REQUIREMENT: Arrange the rows below as a numbered list, leaving out blank lines, starting from the first row and stopping after the row that contains "sidebar-item-reports[interactable]: ↗ Reports".
====== GIVEN INFORMATION ======
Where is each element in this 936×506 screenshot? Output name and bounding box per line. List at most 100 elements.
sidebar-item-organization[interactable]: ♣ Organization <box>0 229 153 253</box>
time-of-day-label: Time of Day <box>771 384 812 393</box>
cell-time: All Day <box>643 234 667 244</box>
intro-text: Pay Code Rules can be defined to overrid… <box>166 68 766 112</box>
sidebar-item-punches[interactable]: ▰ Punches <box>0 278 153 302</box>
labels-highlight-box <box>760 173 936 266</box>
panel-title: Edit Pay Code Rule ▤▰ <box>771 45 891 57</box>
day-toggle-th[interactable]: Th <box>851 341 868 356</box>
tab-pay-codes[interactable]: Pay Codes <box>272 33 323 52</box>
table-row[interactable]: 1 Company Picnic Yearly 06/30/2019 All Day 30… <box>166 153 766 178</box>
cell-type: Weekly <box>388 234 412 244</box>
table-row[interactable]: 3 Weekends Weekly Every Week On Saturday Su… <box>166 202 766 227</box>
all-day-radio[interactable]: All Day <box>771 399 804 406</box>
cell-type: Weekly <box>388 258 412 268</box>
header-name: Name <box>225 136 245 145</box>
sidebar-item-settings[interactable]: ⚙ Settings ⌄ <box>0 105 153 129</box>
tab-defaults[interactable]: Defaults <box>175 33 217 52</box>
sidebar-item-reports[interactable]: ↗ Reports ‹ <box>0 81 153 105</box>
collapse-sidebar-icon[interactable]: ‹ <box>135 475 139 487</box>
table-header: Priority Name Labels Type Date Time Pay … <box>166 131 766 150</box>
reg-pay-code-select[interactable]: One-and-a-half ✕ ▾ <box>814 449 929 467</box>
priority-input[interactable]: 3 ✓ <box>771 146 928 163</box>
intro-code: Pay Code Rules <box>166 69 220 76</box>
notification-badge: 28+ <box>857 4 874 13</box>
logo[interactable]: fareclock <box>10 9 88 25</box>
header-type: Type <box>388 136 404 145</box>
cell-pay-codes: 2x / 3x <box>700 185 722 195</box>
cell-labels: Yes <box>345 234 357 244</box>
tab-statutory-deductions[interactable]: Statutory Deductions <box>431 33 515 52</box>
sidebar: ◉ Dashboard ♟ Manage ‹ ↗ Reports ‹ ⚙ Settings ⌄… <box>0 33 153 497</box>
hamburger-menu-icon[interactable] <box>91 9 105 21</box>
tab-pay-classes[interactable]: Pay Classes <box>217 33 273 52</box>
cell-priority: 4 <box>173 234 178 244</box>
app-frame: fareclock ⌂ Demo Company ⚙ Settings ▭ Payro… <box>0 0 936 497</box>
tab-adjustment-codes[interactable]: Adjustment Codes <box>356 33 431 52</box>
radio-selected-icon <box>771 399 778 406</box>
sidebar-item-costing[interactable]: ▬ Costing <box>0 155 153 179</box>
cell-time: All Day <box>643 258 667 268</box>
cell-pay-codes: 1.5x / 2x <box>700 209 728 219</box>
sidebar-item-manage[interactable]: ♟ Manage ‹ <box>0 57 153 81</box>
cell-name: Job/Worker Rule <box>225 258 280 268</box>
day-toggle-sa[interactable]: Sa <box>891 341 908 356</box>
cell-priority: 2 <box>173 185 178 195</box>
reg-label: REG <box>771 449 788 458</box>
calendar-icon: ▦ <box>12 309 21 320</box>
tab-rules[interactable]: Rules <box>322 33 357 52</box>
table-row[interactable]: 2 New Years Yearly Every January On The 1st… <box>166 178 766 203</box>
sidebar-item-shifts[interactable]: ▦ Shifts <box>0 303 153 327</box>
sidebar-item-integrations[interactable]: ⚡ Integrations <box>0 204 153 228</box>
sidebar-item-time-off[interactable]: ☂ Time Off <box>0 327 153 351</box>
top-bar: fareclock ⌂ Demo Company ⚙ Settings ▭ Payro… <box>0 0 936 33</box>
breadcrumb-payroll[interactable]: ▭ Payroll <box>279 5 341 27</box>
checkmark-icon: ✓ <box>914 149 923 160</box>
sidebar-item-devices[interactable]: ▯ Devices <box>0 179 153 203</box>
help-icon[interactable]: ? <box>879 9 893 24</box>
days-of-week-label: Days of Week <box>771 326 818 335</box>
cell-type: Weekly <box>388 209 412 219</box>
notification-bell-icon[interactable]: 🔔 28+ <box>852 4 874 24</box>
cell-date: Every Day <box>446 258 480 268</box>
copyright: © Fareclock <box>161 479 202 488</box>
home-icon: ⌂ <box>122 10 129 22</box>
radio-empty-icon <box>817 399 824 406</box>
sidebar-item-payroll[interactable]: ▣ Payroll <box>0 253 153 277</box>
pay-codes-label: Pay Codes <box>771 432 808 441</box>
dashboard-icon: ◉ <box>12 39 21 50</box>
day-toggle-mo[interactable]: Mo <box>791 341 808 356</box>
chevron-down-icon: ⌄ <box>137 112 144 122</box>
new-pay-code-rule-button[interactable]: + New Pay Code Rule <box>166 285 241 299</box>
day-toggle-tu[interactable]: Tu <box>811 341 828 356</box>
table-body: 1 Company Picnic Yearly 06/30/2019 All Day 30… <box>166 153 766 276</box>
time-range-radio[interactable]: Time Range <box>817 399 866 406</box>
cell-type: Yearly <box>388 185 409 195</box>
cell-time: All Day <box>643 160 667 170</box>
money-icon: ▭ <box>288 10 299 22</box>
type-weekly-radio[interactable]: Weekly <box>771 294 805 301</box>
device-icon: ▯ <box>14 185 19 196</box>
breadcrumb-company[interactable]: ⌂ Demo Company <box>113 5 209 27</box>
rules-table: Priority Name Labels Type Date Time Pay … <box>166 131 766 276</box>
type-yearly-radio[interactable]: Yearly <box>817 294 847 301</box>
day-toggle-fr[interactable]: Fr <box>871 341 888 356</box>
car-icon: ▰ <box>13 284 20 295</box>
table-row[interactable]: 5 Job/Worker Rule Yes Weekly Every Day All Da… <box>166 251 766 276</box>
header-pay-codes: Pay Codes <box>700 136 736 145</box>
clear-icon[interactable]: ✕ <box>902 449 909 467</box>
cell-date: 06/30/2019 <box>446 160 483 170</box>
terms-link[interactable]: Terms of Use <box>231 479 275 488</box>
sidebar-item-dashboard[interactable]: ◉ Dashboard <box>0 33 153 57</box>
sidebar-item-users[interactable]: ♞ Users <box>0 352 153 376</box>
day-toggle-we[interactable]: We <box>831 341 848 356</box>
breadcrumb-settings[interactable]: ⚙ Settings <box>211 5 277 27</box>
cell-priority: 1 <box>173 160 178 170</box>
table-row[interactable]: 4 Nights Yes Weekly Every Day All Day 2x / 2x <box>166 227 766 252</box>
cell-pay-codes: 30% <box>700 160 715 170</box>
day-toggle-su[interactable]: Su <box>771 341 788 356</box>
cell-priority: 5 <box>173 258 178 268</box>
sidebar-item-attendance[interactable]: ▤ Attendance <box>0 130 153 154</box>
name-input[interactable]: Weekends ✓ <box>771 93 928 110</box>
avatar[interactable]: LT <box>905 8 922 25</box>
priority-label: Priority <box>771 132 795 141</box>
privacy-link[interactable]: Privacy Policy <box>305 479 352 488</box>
======
RESULT:
1. Where is each element in this 936×506 screenshot? Output name and bounding box per line. List at most 100 elements.
2. sidebar-item-organization[interactable]: ♣ Organization <box>0 229 153 253</box>
3. time-of-day-label: Time of Day <box>771 384 812 393</box>
4. cell-time: All Day <box>643 234 667 244</box>
5. intro-text: Pay Code Rules can be defined to overrid… <box>166 68 766 112</box>
6. sidebar-item-punches[interactable]: ▰ Punches <box>0 278 153 302</box>
7. labels-highlight-box <box>760 173 936 266</box>
8. panel-title: Edit Pay Code Rule ▤▰ <box>771 45 891 57</box>
9. day-toggle-th[interactable]: Th <box>851 341 868 356</box>
10. tab-pay-codes[interactable]: Pay Codes <box>272 33 323 52</box>
11. table-row[interactable]: 1 Company Picnic Yearly 06/30/2019 All Day 30… <box>166 153 766 178</box>
12. cell-type: Weekly <box>388 234 412 244</box>
13. table-row[interactable]: 3 Weekends Weekly Every Week On Saturday Su… <box>166 202 766 227</box>
14. all-day-radio[interactable]: All Day <box>771 399 804 406</box>
15. cell-type: Weekly <box>388 258 412 268</box>
16. header-name: Name <box>225 136 245 145</box>
17. sidebar-item-settings[interactable]: ⚙ Settings ⌄ <box>0 105 153 129</box>
18. tab-defaults[interactable]: Defaults <box>175 33 217 52</box>
19. sidebar-item-reports[interactable]: ↗ Reports ‹ <box>0 81 153 105</box>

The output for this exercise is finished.